[Objective]: Can you format the following lines as a JSON list of strings, with one string per line and any blank lines left out?
— Begin —
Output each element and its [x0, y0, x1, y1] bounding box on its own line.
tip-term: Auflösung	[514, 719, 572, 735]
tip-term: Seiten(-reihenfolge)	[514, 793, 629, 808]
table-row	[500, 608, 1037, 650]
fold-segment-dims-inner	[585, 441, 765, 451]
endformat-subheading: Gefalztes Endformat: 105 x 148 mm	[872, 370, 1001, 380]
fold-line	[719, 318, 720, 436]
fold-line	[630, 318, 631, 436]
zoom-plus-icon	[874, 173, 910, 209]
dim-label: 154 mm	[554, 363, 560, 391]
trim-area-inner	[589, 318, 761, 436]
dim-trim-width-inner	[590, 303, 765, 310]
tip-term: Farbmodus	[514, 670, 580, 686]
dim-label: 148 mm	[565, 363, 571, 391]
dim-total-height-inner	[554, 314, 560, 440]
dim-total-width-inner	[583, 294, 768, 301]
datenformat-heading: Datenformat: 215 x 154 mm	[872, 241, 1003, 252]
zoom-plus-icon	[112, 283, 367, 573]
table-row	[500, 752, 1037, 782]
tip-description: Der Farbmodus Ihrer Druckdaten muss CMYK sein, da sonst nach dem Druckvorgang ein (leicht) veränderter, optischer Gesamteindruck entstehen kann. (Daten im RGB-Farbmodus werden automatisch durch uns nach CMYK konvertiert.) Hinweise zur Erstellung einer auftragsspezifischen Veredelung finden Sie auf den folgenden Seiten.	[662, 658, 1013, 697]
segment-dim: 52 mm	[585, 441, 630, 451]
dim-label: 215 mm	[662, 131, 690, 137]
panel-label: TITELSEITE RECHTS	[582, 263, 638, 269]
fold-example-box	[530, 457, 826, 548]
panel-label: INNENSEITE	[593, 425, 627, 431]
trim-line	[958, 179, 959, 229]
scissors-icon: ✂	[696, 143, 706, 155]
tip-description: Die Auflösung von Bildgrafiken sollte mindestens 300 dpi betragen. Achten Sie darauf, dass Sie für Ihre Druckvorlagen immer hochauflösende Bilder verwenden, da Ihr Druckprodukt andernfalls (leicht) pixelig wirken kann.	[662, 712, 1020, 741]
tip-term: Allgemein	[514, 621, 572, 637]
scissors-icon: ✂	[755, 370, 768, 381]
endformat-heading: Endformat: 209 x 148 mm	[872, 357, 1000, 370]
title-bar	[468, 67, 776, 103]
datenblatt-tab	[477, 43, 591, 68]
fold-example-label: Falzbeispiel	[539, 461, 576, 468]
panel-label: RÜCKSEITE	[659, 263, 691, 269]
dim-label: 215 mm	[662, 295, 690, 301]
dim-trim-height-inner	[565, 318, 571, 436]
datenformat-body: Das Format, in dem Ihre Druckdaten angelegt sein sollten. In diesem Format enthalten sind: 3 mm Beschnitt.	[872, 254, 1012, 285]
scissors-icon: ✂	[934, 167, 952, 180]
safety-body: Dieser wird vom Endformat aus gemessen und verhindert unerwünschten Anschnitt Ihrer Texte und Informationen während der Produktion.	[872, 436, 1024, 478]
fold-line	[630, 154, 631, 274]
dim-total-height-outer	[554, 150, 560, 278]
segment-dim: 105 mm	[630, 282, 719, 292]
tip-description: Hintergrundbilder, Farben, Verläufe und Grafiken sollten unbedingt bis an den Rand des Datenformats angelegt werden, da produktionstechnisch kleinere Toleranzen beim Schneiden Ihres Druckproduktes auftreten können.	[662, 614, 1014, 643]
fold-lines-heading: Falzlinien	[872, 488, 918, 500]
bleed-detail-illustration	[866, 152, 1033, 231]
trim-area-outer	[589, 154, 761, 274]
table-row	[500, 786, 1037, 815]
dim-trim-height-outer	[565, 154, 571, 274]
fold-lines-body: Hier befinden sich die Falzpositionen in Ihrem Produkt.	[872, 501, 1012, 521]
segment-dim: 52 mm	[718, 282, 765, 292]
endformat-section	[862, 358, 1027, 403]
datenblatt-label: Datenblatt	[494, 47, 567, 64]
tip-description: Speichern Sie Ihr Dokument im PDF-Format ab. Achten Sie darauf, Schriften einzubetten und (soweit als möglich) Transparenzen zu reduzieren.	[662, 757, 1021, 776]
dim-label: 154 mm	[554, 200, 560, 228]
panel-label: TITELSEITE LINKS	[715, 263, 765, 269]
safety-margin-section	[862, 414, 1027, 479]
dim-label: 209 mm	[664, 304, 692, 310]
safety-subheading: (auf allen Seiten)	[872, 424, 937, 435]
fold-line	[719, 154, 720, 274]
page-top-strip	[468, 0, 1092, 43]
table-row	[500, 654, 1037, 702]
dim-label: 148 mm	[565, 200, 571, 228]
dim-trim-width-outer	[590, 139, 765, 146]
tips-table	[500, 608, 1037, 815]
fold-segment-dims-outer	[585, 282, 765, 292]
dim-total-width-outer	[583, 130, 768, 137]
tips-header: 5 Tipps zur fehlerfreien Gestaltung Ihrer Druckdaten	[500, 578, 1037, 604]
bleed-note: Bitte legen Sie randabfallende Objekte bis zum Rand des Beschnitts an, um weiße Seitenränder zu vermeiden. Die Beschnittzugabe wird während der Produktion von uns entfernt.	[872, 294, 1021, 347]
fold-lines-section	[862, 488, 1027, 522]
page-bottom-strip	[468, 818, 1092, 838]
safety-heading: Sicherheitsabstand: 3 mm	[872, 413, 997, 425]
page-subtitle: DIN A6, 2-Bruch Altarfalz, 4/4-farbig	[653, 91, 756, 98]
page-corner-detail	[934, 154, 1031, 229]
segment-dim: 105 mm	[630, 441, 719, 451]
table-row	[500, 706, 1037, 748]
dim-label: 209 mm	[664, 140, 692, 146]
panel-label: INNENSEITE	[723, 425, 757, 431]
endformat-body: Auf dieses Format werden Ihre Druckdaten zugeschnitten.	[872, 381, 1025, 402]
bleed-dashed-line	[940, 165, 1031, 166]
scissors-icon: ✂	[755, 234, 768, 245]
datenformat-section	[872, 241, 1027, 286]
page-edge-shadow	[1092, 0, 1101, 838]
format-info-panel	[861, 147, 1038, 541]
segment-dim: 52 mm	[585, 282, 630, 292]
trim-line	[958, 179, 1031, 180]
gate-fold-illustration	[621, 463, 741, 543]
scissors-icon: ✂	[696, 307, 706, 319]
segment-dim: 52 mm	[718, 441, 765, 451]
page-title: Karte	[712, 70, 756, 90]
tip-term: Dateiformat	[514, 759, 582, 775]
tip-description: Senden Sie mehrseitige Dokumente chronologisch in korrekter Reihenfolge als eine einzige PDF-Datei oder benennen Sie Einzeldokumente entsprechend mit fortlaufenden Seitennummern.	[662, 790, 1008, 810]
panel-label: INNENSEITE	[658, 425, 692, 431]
— End —
[Reply to the exercise]:
[
  "Output each element and its [x0, y0, x1, y1] bounding box on its own line.",
  "tip-term: Auflösung\t[514, 719, 572, 735]",
  "tip-term: Seiten(-reihenfolge)\t[514, 793, 629, 808]",
  "table-row\t[500, 608, 1037, 650]",
  "fold-segment-dims-inner\t[585, 441, 765, 451]",
  "endformat-subheading: Gefalztes Endformat: 105 x 148 mm\t[872, 370, 1001, 380]",
  "fold-line\t[719, 318, 720, 436]",
  "fold-line\t[630, 318, 631, 436]",
  "zoom-plus-icon\t[874, 173, 910, 209]",
  "dim-label: 154 mm\t[554, 363, 560, 391]",
  "trim-area-inner\t[589, 318, 761, 436]",
  "dim-trim-width-inner\t[590, 303, 765, 310]",
  "tip-term: Farbmodus\t[514, 670, 580, 686]",
  "dim-label: 148 mm\t[565, 363, 571, 391]",
  "dim-total-height-inner\t[554, 314, 560, 440]",
  "dim-total-width-inner\t[583, 294, 768, 301]",
  "datenformat-heading: Datenformat: 215 x 154 mm\t[872, 241, 1003, 252]",
  "zoom-plus-icon\t[112, 283, 367, 573]",
  "table-row\t[500, 752, 1037, 782]",
  "tip-description: Der Farbmodus Ihrer Druckdaten muss CMYK sein, da sonst nach dem Druckvorgang ein (leicht) veränderter, optischer Gesamteindruck entstehen kann. (Daten im RGB-Farbmodus werden automatisch durch uns nach CMYK konvertiert.) Hinweise zur Erstellung einer auftragsspezifischen Veredelung finden Sie auf den folgenden Seiten.\t[662, 658, 1013, 697]",
  "segment-dim: 52 mm\t[585, 441, 630, 451]",
  "dim-label: 215 mm\t[662, 131, 690, 137]",
  "panel-label: TITELSEITE RECHTS\t[582, 263, 638, 269]",
  "fold-example-box\t[530, 457, 826, 548]",
  "panel-label: INNENSEITE\t[593, 425, 627, 431]",
  "trim-line\t[958, 179, 959, 229]",
  "scissors-icon: ✂\t[696, 143, 706, 155]",
  "tip-description: Die Auflösung von Bildgrafiken sollte mindestens 300 dpi betragen. Achten Sie darauf, dass Sie für Ihre Druckvorlagen immer hochauflösende Bilder verwenden, da Ihr Druckprodukt andernfalls (leicht) pixelig wirken kann.\t[662, 712, 1020, 741]",
  "tip-term: Allgemein\t[514, 621, 572, 637]",
  "scissors-icon: ✂\t[755, 370, 768, 381]",
  "endformat-heading: Endformat: 209 x 148 mm\t[872, 357, 1000, 370]",
  "title-bar\t[468, 67, 776, 103]",
  "datenblatt-tab\t[477, 43, 591, 68]",
  "fold-example-label: Falzbeispiel\t[539, 461, 576, 468]",
  "panel-label: RÜCKSEITE\t[659, 263, 691, 269]",
  "dim-label: 215 mm\t[662, 295, 690, 301]",
  "dim-trim-height-inner\t[565, 318, 571, 436]",
  "datenformat-body: Das Format, in dem Ihre Druckdaten angelegt sein sollten. In diesem Format enthalten sind: 3 mm Beschnitt.\t[872, 254, 1012, 285]",
  "scissors-icon: ✂\t[934, 167, 952, 180]",
  "safety-body: Dieser wird vom Endformat aus gemessen und verhindert unerwünschten Anschnitt Ihrer Texte und Informationen während der Produktion.\t[872, 436, 1024, 478]",
  "fold-line\t[630, 154, 631, 274]",
  "dim-total-height-outer\t[554, 150, 560, 278]",
  "segment-dim: 105 mm\t[630, 282, 719, 292]",
  "tip-description: Hintergrundbilder, Farben, Verläufe und Grafiken sollten unbedingt bis an den Rand des Datenformats angelegt werden, da produktionstechnisch kleinere Toleranzen beim Schneiden Ihres Druckproduktes auftreten können.\t[662, 614, 1014, 643]",
  "fold-lines-heading: Falzlinien\t[872, 488, 918, 500]",
  "bleed-detail-illustration\t[866, 152, 1033, 231]",
  "trim-area-outer\t[589, 154, 761, 274]",
  "table-row\t[500, 786, 1037, 815]",
  "dim-trim-height-outer\t[565, 154, 571, 274]",
  "fold-lines-body: Hier befinden sich die Falzpositionen in Ihrem Produkt.\t[872, 501, 1012, 521]",
  "segment-dim: 52 mm\t[718, 282, 765, 292]",
  "endformat-section\t[862, 358, 1027, 403]",
  "datenblatt-label: Datenblatt\t[494, 47, 567, 64]",
  "tip-description: Speichern Sie Ihr Dokument im PDF-Format ab. Achten Sie darauf, Schriften einzubetten und (soweit als möglich) Transparenzen zu reduzieren.\t[662, 757, 1021, 776]",
  "dim-label: 154 mm\t[554, 200, 560, 228]",
  "panel-label: TITELSEITE LINKS\t[715, 263, 765, 269]",
  "safety-margin-section\t[862, 414, 1027, 479]",
  "dim-label: 209 mm\t[664, 304, 692, 310]",
  "safety-subheading: (auf allen Seiten)\t[872, 424, 937, 435]",
  "fold-line\t[719, 154, 720, 274]",
  "page-top-strip\t[468, 0, 1092, 43]",
  "table-row\t[500, 654, 1037, 702]",
  "dim-label: 148 mm\t[565, 200, 571, 228]",
  "dim-trim-width-outer\t[590, 139, 765, 146]",
  "tips-table\t[500, 608, 1037, 815]",
  "fold-segment-dims-outer\t[585, 282, 765, 292]",
  "dim-total-width-outer\t[583, 130, 768, 137]",
  "tips-header: 5 Tipps zur fehlerfreien Gestaltung Ihrer Druckdaten\t[500, 578, 1037, 604]",
  "bleed-note: Bitte legen Sie randabfallende Objekte bis zum Rand des Beschnitts an, um weiße Seitenränder zu vermeiden. Die Beschnittzugabe wird während der Produktion von uns entfernt.\t[872, 294, 1021, 347]",
  "fold-lines-section\t[862, 488, 1027, 522]",
  "page-bottom-strip\t[468, 818, 1092, 838]",
  "safety-heading: Sicherheitsabstand: 3 mm\t[872, 413, 997, 425]",
  "page-subtitle: DIN A6, 2-Bruch Altarfalz, 4/4-farbig\t[653, 91, 756, 98]",
  "page-corner-detail\t[934, 154, 1031, 229]",
  "segment-dim: 105 mm\t[630, 441, 719, 451]",
  "table-row\t[500, 706, 1037, 748]",
  "dim-label: 209 mm\t[664, 140, 692, 146]",
  "panel-label: INNENSEITE\t[723, 425, 757, 431]",
  "endformat-body: Auf dieses Format werden Ihre Druckdaten zugeschnitten.\t[872, 381, 1025, 402]",
  "bleed-dashed-line\t[940, 165, 1031, 166]",
  "scissors-icon: ✂\t[755, 234, 768, 245]",
  "datenformat-section\t[872, 241, 1027, 286]",
  "page-edge-shadow\t[1092, 0, 1101, 838]",
  "format-info-panel\t[861, 147, 1038, 541]",
  "segment-dim: 52 mm\t[585, 282, 630, 292]",
  "trim-line\t[958, 179, 1031, 180]",
  "gate-fold-illustration\t[621, 463, 741, 543]",
  "scissors-icon: ✂\t[696, 307, 706, 319]",
  "segment-dim: 52 mm\t[718, 441, 765, 451]",
  "page-title: Karte\t[712, 70, 756, 90]",
  "tip-term: Dateiformat\t[514, 759, 582, 775]",
  "tip-description: Senden Sie mehrseitige Dokumente chronologisch in korrekter Reihenfolge als eine einzige PDF-Datei oder benennen Sie Einzeldokumente entsprechend mit fortlaufenden Seitennummern.\t[662, 790, 1008, 810]",
  "panel-label: INNENSEITE\t[658, 425, 692, 431]"
]